# To do:
Keep only the lines of the data below that contain "color", and copy them.
───── Dataset records
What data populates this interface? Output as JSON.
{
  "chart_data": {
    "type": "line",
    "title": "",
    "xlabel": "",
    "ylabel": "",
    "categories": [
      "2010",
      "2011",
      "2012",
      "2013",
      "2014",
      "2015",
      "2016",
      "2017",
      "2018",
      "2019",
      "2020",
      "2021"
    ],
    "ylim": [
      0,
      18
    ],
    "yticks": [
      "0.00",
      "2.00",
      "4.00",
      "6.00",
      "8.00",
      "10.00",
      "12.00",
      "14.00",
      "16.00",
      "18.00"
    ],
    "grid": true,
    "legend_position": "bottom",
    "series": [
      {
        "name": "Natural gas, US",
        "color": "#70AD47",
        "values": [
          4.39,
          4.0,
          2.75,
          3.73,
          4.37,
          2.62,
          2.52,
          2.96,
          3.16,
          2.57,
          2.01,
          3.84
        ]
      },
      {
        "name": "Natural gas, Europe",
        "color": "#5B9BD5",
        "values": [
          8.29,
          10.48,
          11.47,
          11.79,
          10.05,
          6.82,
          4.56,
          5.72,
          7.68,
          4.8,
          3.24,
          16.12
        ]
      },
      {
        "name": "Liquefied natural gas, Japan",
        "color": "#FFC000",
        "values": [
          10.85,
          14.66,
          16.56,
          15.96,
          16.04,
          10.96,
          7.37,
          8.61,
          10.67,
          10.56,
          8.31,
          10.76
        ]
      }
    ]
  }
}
──────────
# Reply to the task:
        "color": "#70AD47",
        "color": "#5B9BD5",
        "color": "#FFC000",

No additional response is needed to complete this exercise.